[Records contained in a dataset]
○ ○ ○ ○
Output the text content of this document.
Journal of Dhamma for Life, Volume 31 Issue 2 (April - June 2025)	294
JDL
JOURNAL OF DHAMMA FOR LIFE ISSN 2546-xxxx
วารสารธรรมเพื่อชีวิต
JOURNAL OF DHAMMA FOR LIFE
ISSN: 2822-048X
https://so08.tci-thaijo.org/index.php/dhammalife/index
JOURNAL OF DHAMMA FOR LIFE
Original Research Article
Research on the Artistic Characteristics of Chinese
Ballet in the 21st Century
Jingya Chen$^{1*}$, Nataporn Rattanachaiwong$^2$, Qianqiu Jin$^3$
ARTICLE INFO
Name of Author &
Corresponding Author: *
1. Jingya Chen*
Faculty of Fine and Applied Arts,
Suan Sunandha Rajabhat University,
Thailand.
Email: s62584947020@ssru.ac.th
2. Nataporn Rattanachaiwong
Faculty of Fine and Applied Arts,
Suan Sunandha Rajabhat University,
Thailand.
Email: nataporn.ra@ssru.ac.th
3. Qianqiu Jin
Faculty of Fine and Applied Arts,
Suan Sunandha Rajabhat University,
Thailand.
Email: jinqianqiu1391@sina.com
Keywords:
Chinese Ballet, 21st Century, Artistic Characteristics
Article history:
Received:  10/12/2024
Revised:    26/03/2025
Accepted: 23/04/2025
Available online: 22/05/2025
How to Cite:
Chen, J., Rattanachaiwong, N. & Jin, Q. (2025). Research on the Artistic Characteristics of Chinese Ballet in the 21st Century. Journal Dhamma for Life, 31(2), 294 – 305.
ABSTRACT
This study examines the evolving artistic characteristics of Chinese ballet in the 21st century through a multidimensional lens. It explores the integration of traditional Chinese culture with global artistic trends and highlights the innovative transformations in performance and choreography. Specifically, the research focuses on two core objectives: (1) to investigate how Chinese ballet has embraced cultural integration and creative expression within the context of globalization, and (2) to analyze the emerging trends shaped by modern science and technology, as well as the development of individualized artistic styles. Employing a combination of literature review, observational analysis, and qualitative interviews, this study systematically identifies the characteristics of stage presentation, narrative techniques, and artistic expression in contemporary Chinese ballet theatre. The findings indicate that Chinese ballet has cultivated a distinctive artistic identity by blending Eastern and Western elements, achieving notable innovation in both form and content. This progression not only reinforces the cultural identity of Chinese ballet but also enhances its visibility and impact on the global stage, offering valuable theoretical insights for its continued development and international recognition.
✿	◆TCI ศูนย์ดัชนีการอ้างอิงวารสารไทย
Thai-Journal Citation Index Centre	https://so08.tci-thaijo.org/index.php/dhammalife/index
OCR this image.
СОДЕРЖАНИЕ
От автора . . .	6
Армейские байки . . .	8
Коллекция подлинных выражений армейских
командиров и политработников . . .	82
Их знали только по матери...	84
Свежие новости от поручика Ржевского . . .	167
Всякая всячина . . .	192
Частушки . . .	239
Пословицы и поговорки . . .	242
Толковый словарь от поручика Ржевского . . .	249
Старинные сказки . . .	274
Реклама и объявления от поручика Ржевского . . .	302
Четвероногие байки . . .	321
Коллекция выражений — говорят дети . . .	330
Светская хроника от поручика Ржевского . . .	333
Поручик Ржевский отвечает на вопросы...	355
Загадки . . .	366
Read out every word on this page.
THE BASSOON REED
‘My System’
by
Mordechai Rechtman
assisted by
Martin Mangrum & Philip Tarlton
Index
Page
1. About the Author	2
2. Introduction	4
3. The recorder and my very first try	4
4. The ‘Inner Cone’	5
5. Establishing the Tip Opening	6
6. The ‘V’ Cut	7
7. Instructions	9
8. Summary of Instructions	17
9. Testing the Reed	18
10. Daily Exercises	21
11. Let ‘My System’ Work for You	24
○ ○ ○ ○
* Given task *
Repeat exactly, and only, the lines from the line containing "Read out every word on this page." through the last line of the records above, both included.

* The reply *
Read out every word on this page.
THE BASSOON REED
‘My System’
by
Mordechai Rechtman
assisted by
Martin Mangrum & Philip Tarlton
Index
Page
1. About the Author	2
2. Introduction	4
3. The recorder and my very first try	4
4. The ‘Inner Cone’	5
5. Establishing the Tip Opening	6
6. The ‘V’ Cut	7
7. Instructions	9
8. Summary of Instructions	17
9. Testing the Reed	18
10. Daily Exercises	21
11. Let ‘My System’ Work for You	24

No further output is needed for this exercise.